_Exercise task A_
In the passage on program state, what gear is the bicycle in?
_Exercise task B_
Output the entries as a Markdown table with columns Row and Line, covering everything from the beginning of the entries through the line holding "svg-text:20.000.000: 20.000.000 (50, 136, 110, 150)", inclusive, and skipping blank lines.

First, let’s quickly review the state of a program. Recall from an earlier chapter that the state of a program consists of all of the variables and objects stored in memory. So, any time we create a new variable or instantiate a new object in our code, that adds to the overall state of the program.
In the diagram above, we can visualize an object in object-oriented programming as the state, with a set of variables in the center, and the behaviors around those variables defining how we can use, interact with, and modify that state. For example, we could represent a bicycle’s state and behavior as shown below:
In this diagram, we see that the bicycle is traveling at 18 miles per hour (MPH) and the wheels are rotating at 90 revolutions per minute (RPM). The bicycle itself is in 5th gear.
However, in most programs, the only things we are really concerned with are the objects stored in memory that represent the core data that the program is using. Consider the example of a word processing program, such as Microsoft Word or Google Docs. In this program, we might consider the document itself as the core part of the program’s state that we are really concerned with saving.
Other items in memory, such as the list of recent changes that can be used to “undo” those changes, and the various view settings such as the current page and the “zoom” of the document, are all still part of the state of the program, but we might choose to not serialize that part of the state when saving the document.
In effect, it is an important design decision to make when developing an application - what parts of the state should be serialized as “persistent state”, and which parts are “ephemeral state” that can be easily reconstructed by the user as needed.
Going back to the bicycle example, perhaps we consider the fact that the bicycle is in 5th gear as persistent state that we need to store, but perhaps we don’t need to store the current speed.
So, now that we understand state, let’s talk about how we can serialize it in a way that is easy to parse and understand. There are really two major options we can choose from: a textual representation of the data, and a binary representation. Let’s look at text formats first.
There are many different ways that we can serialize data into a textual format. In fact, we’ve already covered how to read data from and write data to text files many times throughout this curriculum, and it is probably one of first things most programmers learn how to do.
At its core, the concept of serialization to a text file is pretty much the same as writing any data to a text file. We simply must write all the data stored in the program to a text file in an organized way. Then, when we need to load that file back into our program’s state, we can simply read and parse the data, storing it in objects and variables as needed.
So, let’s look at a simple example and explore the various ways that we could store this data in a textual format. Consider a Person
object that has a name
and age
attribute. In addition, that object stores an instance of Pet
, which also has a name
, a breed
and an age
attribute.
With that structure in mind, there are several different formats we could use to store the data.

_Provided records_
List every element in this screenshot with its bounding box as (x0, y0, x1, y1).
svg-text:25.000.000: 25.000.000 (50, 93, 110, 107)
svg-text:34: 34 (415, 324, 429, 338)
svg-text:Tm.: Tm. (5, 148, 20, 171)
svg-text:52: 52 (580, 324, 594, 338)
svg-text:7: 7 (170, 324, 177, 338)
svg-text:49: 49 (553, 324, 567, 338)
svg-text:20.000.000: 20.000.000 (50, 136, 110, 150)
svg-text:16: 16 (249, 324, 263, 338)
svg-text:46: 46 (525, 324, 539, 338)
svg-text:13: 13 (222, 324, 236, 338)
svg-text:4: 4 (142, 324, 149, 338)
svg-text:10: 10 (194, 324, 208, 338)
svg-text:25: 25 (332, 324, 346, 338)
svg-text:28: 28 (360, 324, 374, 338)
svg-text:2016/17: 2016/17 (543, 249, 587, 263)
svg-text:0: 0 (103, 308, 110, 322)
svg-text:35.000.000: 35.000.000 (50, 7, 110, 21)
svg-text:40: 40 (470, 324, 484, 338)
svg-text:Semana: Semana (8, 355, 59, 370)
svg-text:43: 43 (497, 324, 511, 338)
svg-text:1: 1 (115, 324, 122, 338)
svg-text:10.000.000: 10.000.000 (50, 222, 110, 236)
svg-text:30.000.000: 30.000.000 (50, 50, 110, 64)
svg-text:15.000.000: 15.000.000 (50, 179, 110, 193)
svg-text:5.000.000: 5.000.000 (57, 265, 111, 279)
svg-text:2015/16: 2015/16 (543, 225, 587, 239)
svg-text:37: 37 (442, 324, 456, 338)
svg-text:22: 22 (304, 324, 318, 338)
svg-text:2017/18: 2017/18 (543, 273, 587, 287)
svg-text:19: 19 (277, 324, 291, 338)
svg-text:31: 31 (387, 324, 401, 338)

_Full response A_
5th gear

_Full response B_
| Row | Line |
|---|---|
| 1 | List every element in this screenshot with its bounding box as (x0, y0, x1, y1). |
| 2 | svg-text:25.000.000: 25.000.000 (50, 93, 110, 107) |
| 3 | svg-text:34: 34 (415, 324, 429, 338) |
| 4 | svg-text:Tm.: Tm. (5, 148, 20, 171) |
| 5 | svg-text:52: 52 (580, 324, 594, 338) |
| 6 | svg-text:7: 7 (170, 324, 177, 338) |
| 7 | svg-text:49: 49 (553, 324, 567, 338) |
| 8 | svg-text:20.000.000: 20.000.000 (50, 136, 110, 150) |